Collect each line of the entries that holds the string "LFUV".

INPUT FOR THIS TASK:
>>>>

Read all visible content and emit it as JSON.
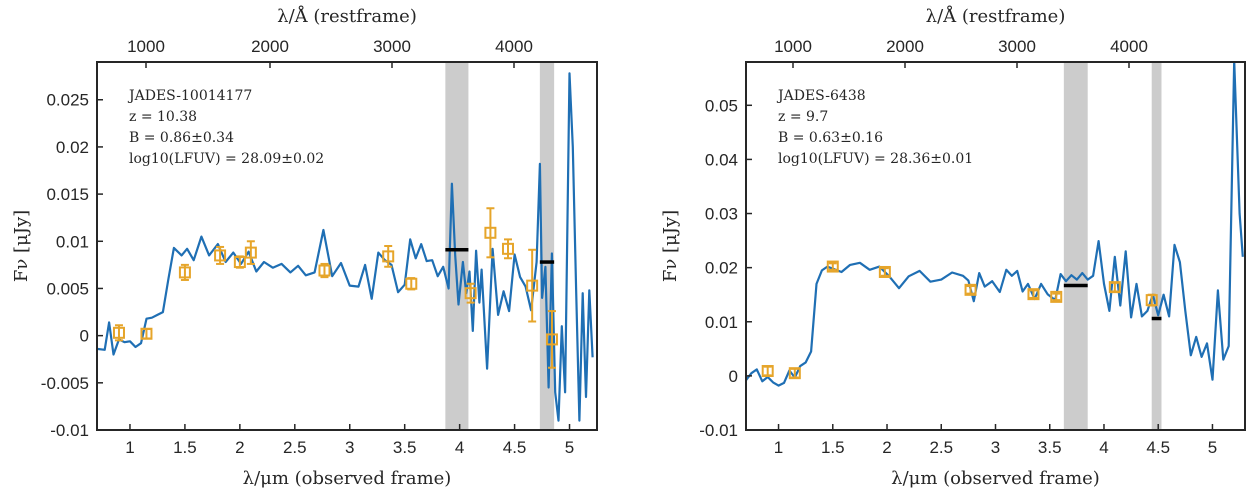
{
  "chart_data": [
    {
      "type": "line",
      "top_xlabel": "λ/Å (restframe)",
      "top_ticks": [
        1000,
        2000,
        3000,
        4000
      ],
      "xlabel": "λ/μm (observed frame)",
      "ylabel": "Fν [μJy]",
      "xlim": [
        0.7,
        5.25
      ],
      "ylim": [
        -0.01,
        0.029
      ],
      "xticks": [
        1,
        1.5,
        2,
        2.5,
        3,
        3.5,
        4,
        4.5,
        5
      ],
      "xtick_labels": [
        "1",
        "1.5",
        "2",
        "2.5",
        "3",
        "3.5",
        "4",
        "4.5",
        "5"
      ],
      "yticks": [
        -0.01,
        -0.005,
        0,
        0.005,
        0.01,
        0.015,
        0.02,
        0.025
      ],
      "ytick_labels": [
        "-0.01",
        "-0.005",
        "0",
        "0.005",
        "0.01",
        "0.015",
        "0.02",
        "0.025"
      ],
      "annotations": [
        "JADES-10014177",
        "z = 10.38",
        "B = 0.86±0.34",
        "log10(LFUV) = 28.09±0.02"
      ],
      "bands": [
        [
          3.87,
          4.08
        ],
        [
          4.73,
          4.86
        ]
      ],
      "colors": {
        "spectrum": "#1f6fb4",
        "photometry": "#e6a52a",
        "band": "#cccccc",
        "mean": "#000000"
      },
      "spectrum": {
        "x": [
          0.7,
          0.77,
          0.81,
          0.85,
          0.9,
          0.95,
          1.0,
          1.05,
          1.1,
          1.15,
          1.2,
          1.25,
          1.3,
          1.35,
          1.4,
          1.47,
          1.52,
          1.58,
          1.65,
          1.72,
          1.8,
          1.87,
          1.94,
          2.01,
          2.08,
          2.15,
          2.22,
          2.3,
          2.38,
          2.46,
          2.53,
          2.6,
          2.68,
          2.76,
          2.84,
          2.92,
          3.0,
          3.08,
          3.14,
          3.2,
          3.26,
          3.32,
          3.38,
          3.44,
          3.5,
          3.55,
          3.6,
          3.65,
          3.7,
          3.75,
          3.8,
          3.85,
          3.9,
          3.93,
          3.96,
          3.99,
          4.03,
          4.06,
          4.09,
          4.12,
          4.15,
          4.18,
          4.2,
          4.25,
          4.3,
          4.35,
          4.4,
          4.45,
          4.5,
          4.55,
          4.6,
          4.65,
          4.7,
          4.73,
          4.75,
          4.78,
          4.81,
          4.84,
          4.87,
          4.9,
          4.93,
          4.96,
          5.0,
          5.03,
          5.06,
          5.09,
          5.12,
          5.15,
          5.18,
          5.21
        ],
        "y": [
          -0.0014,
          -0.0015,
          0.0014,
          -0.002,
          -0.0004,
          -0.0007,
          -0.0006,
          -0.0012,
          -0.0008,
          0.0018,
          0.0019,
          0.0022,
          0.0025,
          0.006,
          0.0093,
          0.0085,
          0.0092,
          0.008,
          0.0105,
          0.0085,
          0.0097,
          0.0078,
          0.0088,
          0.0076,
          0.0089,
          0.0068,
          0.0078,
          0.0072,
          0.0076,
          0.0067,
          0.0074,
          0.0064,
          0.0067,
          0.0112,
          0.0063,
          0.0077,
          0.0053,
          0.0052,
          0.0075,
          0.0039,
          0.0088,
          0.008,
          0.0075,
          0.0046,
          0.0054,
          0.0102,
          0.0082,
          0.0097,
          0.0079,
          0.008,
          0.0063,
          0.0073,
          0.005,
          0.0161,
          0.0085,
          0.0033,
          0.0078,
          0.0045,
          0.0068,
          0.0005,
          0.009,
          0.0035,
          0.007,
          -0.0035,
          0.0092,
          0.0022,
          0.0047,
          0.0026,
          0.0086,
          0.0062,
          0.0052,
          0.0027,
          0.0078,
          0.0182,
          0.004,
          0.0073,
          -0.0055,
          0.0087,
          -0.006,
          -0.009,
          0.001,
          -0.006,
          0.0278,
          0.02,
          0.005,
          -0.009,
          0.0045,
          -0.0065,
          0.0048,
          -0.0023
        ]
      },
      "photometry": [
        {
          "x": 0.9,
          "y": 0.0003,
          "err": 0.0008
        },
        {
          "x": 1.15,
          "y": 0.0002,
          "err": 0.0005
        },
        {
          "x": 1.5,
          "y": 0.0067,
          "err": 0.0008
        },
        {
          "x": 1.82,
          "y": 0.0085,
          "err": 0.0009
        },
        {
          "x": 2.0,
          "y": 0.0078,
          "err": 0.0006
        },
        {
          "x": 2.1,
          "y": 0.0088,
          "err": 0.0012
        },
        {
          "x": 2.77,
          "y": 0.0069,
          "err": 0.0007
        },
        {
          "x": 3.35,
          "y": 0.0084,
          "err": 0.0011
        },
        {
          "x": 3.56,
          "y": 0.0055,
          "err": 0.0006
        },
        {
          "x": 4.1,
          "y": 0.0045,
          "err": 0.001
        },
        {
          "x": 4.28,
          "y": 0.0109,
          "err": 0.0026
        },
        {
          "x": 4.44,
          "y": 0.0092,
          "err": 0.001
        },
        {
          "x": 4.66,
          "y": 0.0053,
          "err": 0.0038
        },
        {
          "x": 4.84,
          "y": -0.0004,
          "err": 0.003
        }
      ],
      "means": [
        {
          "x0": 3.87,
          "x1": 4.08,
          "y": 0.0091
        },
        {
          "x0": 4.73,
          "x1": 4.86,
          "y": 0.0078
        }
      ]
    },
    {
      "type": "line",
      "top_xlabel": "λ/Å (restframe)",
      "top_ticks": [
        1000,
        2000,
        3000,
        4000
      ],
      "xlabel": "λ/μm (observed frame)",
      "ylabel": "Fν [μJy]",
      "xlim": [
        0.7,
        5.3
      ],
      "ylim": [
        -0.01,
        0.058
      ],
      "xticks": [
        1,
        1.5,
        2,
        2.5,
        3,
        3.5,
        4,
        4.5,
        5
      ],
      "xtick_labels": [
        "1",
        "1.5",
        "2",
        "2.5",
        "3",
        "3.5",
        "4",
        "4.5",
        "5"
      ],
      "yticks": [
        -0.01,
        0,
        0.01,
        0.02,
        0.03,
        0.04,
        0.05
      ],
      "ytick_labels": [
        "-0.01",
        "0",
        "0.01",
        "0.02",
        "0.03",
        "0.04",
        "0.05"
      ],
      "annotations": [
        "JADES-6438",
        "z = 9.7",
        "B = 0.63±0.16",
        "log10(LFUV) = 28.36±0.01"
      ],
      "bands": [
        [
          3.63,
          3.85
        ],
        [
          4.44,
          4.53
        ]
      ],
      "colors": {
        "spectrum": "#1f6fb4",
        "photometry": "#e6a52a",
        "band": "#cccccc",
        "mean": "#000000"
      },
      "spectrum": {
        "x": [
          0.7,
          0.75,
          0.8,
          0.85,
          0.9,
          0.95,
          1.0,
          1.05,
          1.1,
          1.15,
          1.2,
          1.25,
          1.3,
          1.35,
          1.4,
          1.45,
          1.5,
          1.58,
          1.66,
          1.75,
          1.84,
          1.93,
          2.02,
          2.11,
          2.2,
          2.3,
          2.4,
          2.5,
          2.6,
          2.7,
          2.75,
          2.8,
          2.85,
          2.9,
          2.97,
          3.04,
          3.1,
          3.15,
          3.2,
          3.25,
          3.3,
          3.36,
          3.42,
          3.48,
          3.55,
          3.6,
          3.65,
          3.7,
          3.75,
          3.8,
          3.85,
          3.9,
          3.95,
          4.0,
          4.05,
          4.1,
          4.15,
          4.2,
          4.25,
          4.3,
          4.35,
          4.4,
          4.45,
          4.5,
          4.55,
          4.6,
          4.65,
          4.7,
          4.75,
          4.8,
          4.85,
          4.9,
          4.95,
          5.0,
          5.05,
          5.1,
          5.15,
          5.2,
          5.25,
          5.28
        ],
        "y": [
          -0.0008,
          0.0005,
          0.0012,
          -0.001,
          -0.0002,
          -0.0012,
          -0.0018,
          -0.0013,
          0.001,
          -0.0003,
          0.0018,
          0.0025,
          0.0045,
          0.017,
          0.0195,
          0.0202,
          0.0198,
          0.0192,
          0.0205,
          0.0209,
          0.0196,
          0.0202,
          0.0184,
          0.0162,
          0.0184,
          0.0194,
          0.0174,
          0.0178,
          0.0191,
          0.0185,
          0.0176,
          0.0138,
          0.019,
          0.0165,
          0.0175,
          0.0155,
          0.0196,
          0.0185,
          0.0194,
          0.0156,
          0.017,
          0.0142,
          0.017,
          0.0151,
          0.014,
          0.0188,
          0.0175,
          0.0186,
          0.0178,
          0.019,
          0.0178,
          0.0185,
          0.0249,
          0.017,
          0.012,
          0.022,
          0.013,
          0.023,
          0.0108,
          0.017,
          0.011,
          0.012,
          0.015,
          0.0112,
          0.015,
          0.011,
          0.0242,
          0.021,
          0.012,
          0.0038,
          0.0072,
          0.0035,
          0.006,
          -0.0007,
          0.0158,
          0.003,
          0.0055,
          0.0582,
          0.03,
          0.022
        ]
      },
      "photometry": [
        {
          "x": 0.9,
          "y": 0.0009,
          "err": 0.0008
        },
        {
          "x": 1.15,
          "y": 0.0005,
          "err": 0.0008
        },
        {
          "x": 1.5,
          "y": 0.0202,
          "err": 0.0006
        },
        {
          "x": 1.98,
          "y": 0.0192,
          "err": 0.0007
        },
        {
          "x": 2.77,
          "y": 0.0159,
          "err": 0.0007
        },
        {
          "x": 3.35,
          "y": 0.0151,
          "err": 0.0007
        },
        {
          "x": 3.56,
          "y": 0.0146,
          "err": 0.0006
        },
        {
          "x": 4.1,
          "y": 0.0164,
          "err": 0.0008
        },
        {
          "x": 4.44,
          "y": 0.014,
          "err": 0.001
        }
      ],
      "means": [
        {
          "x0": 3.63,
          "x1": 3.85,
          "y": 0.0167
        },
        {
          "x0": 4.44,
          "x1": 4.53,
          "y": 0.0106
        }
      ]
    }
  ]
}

<<<<
>>>>

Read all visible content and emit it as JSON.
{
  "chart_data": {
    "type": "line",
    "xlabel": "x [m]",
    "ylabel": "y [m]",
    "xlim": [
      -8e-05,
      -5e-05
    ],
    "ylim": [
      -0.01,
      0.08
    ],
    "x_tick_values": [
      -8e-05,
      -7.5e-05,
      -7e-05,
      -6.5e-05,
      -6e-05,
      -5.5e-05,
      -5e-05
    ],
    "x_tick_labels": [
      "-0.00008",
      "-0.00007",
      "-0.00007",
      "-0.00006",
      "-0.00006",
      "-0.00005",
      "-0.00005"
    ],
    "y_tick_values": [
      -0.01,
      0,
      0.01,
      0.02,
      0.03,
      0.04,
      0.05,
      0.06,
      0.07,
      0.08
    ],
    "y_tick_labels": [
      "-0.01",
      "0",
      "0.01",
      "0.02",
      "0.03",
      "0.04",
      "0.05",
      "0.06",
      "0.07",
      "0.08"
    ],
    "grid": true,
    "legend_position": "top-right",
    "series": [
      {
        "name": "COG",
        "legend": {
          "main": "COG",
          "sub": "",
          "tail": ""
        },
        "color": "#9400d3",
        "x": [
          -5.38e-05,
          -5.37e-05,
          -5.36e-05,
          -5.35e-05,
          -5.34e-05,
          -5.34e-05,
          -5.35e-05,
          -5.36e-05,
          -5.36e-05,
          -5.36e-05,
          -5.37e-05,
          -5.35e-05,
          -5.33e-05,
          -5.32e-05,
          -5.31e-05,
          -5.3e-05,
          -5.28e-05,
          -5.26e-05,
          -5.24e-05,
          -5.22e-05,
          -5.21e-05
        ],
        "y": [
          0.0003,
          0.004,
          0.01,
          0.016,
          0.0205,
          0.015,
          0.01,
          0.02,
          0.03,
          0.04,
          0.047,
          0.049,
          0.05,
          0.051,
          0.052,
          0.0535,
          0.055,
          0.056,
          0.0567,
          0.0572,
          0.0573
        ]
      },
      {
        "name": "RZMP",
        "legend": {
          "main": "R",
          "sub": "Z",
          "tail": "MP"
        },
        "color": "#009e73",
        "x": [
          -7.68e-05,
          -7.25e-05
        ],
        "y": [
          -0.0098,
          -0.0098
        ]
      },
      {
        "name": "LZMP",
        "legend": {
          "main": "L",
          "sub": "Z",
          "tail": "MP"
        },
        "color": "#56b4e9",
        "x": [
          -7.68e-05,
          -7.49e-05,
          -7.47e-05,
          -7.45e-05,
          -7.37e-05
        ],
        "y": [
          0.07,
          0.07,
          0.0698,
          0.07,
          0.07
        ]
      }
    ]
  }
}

<<<<

OUTPUT FOR THIS TASK:
        "log10(LFUV) = 28.09±0.02"
        "log10(LFUV) = 28.36±0.01"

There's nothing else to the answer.